Reproduce the items verbatim, beginning at the line that contains "Output each element" and ending after the line that contains "- value-cell: 10 〔4〕: [304, 696, 421, 736]".

## Records for the task
● ● ● ●

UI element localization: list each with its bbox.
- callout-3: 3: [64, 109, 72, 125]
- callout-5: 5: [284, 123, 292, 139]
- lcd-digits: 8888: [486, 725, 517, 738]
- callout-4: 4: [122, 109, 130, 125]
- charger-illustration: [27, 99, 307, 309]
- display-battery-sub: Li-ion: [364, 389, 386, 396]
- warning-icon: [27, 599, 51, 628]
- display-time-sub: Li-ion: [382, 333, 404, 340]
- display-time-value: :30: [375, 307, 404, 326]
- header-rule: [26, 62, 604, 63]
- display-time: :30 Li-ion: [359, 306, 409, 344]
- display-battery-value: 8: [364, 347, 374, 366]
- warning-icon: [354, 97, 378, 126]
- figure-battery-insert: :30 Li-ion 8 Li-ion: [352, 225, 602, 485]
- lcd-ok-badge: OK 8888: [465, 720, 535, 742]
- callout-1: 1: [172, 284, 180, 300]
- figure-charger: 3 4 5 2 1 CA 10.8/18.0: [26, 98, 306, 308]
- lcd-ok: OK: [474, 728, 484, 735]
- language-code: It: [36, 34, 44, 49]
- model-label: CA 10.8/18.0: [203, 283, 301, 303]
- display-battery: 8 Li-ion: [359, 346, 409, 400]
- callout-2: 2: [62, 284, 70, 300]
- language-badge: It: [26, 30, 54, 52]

● ● ● ●

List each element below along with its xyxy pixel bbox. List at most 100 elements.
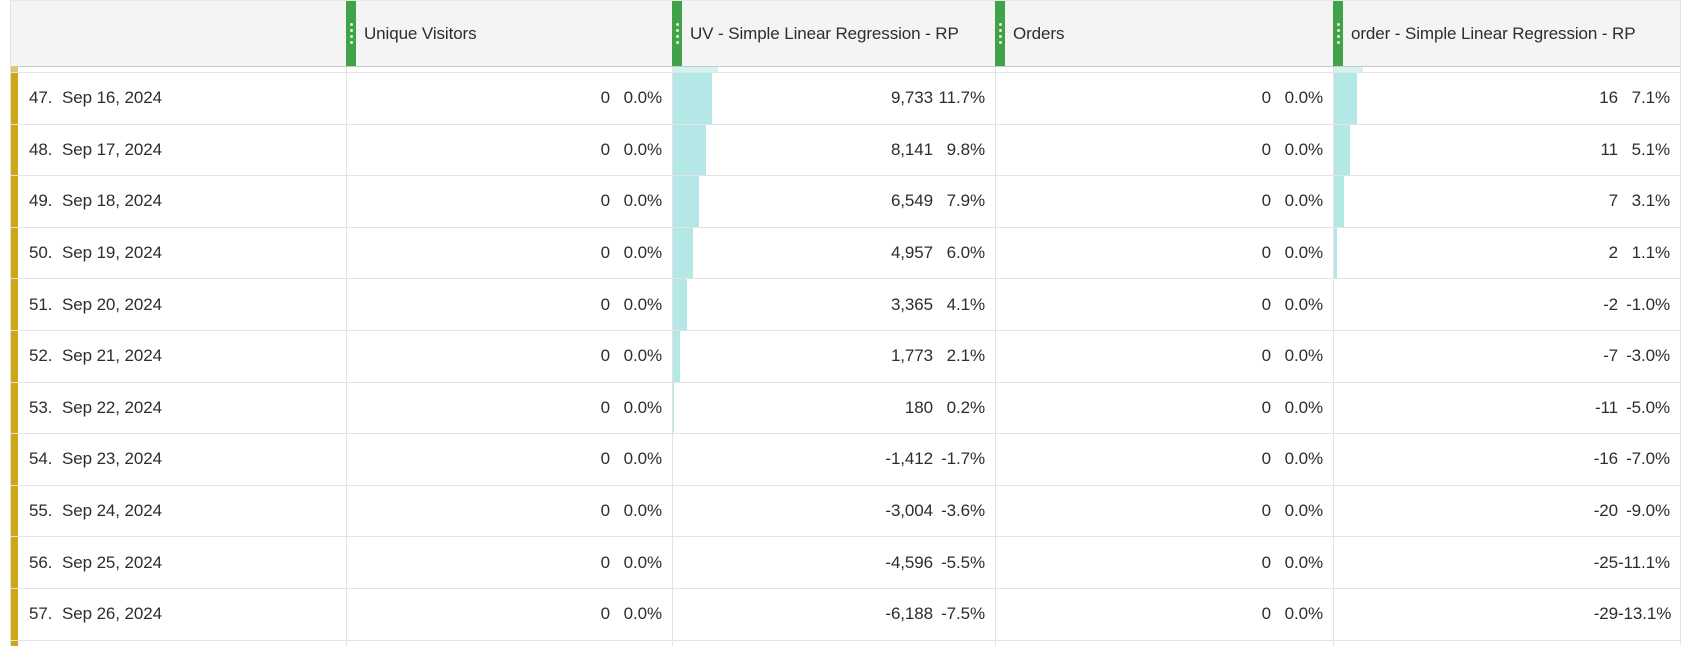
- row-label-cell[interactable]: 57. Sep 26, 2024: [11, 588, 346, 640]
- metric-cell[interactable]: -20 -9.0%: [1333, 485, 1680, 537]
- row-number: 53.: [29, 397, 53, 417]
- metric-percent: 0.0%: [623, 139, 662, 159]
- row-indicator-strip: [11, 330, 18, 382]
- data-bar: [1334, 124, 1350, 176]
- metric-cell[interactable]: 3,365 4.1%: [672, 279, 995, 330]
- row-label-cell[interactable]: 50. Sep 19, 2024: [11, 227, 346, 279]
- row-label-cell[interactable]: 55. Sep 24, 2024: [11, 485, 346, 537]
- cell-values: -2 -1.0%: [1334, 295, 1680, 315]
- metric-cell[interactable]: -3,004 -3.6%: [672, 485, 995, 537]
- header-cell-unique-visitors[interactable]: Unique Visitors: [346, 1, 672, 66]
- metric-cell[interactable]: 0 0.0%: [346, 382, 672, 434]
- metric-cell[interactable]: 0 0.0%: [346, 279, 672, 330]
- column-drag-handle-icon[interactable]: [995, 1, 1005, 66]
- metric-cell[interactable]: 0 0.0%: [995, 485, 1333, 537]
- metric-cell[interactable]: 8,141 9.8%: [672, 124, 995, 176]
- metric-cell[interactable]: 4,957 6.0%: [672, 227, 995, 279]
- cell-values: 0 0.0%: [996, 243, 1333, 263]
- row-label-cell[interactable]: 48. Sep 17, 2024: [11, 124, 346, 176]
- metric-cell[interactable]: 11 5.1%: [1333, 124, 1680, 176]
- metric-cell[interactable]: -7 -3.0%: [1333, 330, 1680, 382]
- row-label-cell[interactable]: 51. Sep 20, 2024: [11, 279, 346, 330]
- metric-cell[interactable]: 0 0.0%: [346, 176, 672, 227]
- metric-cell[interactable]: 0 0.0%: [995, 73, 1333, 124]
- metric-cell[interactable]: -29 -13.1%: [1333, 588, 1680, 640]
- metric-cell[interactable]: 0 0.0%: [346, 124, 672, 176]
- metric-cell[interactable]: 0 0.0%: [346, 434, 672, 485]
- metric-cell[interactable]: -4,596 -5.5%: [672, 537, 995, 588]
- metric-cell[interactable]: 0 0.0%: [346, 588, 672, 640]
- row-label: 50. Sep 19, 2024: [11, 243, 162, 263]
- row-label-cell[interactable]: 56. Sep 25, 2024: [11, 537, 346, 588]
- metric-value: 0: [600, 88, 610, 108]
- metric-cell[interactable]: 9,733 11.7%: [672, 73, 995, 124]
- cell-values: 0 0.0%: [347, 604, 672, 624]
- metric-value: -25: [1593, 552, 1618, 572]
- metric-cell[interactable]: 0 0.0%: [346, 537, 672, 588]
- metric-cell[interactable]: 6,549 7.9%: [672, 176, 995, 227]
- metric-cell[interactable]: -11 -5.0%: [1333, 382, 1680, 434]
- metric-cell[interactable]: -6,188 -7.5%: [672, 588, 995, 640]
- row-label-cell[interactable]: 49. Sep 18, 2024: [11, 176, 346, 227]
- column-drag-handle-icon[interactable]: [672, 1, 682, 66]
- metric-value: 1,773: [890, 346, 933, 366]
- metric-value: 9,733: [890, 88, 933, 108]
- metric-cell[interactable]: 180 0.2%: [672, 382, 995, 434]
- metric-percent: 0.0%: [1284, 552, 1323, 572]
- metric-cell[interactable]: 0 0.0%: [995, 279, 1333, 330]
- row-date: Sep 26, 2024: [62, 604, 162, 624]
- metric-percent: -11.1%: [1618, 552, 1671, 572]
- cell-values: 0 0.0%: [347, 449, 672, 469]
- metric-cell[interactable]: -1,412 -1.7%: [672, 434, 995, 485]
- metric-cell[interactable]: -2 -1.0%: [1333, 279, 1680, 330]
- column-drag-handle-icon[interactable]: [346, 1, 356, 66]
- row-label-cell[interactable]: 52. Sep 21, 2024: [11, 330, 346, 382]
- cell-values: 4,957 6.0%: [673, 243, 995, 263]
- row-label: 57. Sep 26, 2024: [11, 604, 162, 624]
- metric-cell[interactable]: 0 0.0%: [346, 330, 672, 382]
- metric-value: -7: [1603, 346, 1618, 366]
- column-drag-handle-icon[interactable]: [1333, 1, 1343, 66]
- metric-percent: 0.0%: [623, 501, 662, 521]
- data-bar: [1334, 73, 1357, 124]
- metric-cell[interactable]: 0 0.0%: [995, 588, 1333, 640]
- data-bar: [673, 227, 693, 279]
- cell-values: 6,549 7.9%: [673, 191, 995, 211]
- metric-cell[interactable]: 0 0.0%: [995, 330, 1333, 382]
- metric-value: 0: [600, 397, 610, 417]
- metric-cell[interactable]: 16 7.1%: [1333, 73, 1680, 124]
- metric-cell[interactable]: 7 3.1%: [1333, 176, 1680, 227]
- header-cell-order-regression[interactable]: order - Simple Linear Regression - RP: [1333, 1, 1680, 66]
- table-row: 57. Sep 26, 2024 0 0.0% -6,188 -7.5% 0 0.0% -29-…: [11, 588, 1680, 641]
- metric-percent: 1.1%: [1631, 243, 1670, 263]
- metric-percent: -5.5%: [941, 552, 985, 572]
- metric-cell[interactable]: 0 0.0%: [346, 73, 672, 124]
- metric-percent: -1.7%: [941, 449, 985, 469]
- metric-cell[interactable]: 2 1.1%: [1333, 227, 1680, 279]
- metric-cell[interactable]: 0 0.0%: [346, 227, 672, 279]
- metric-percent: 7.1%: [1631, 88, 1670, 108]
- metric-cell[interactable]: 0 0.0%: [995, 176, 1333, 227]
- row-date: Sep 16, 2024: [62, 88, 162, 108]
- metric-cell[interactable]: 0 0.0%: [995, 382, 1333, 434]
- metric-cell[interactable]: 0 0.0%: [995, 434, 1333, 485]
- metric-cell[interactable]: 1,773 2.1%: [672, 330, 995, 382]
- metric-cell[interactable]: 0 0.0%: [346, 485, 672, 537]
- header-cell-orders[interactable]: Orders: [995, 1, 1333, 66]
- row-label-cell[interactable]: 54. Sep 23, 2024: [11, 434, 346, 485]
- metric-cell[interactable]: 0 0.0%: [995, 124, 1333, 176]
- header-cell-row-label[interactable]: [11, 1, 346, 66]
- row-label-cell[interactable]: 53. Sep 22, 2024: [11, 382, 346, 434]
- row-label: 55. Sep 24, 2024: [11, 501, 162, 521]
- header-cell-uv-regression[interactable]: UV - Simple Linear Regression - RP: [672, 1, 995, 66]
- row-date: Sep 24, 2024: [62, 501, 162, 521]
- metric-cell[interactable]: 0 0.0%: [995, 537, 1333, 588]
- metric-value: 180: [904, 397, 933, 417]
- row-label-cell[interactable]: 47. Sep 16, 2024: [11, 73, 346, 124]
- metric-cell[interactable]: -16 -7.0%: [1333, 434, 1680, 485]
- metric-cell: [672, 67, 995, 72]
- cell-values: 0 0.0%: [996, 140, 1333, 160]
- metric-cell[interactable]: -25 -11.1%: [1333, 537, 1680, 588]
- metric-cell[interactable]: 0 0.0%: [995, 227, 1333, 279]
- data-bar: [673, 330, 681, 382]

● ● ● ●

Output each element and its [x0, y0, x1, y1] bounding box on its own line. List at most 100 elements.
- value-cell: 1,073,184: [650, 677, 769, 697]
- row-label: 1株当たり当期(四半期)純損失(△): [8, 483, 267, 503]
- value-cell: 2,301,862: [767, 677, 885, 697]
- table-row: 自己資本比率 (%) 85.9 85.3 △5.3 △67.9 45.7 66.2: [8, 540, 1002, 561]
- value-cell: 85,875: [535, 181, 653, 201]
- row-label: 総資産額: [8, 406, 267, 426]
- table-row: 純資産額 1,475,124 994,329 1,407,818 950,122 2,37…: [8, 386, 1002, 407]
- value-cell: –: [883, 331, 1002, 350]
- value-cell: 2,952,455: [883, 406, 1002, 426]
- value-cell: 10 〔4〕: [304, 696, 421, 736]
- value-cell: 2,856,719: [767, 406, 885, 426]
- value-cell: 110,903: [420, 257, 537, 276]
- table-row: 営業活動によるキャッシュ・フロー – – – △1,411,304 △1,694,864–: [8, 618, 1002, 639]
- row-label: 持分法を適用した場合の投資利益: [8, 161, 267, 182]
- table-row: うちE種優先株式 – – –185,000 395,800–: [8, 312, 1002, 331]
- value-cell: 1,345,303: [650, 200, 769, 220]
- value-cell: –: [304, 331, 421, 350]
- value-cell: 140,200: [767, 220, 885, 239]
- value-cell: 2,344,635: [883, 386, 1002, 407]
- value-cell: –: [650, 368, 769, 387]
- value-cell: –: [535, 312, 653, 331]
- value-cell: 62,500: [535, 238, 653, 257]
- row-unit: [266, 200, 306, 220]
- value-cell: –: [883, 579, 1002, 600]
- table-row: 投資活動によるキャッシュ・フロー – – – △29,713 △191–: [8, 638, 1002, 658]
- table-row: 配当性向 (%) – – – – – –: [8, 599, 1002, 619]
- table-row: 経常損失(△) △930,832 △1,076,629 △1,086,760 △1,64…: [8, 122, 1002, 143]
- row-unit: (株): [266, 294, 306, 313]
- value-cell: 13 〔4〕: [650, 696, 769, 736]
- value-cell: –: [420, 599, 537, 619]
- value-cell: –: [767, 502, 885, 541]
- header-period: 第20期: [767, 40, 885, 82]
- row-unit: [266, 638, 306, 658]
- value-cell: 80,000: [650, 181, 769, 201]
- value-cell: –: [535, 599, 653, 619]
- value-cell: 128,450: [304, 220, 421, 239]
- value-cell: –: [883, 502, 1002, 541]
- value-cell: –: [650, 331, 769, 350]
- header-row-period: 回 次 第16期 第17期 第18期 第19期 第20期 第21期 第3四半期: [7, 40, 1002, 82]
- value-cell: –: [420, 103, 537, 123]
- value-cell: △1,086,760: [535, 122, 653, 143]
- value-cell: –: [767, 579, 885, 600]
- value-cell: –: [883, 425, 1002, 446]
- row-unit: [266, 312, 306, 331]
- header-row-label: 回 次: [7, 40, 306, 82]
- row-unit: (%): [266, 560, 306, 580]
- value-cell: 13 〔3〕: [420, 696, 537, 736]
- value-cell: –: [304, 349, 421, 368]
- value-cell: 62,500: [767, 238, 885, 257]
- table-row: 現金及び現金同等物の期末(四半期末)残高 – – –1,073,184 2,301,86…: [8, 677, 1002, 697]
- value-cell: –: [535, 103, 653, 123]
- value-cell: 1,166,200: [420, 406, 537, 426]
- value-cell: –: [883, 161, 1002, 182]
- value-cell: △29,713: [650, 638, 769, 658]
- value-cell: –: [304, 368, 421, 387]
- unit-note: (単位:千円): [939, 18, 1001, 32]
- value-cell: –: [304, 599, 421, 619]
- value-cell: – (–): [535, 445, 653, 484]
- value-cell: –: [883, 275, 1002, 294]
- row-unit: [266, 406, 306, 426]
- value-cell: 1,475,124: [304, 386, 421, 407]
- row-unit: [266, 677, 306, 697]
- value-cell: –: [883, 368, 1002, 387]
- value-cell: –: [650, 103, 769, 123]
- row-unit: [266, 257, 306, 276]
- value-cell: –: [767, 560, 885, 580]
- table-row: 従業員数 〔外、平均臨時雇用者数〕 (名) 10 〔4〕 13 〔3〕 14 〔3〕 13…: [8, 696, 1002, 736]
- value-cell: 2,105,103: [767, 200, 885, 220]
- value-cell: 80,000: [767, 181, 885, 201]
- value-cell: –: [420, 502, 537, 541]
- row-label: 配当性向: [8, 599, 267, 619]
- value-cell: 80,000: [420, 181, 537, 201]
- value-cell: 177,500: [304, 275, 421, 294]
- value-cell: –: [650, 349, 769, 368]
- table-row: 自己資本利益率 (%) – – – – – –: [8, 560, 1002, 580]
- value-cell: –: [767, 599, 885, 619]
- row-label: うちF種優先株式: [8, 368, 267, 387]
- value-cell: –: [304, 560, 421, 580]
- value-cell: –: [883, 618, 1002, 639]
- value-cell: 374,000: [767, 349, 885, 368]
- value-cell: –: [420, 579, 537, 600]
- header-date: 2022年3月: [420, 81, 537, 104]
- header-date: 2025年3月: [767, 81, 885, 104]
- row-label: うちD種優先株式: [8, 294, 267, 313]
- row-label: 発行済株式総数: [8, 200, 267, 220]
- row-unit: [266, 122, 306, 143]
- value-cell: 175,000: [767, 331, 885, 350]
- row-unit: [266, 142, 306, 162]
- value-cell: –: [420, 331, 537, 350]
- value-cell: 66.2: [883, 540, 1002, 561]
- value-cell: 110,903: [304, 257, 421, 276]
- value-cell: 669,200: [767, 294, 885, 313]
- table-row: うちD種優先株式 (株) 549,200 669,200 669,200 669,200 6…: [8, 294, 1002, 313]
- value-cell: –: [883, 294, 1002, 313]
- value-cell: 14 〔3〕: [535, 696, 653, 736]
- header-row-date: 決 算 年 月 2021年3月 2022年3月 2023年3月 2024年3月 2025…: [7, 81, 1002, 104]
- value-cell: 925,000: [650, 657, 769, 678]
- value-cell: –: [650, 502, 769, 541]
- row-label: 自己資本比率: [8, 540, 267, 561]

● ● ● ●

## Task solution
Output each element and its [x0, y0, x1, y1] bounding box on its own line. List at most 100 elements.
- value-cell: 1,073,184: [650, 677, 769, 697]
- row-label: 1株当たり当期(四半期)純損失(△): [8, 483, 267, 503]
- value-cell: 2,301,862: [767, 677, 885, 697]
- table-row: 自己資本比率 (%) 85.9 85.3 △5.3 △67.9 45.7 66.2: [8, 540, 1002, 561]
- value-cell: 85,875: [535, 181, 653, 201]
- row-label: 総資産額: [8, 406, 267, 426]
- table-row: 純資産額 1,475,124 994,329 1,407,818 950,122 2,37…: [8, 386, 1002, 407]
- value-cell: –: [883, 331, 1002, 350]
- value-cell: 2,952,455: [883, 406, 1002, 426]
- value-cell: 10 〔4〕: [304, 696, 421, 736]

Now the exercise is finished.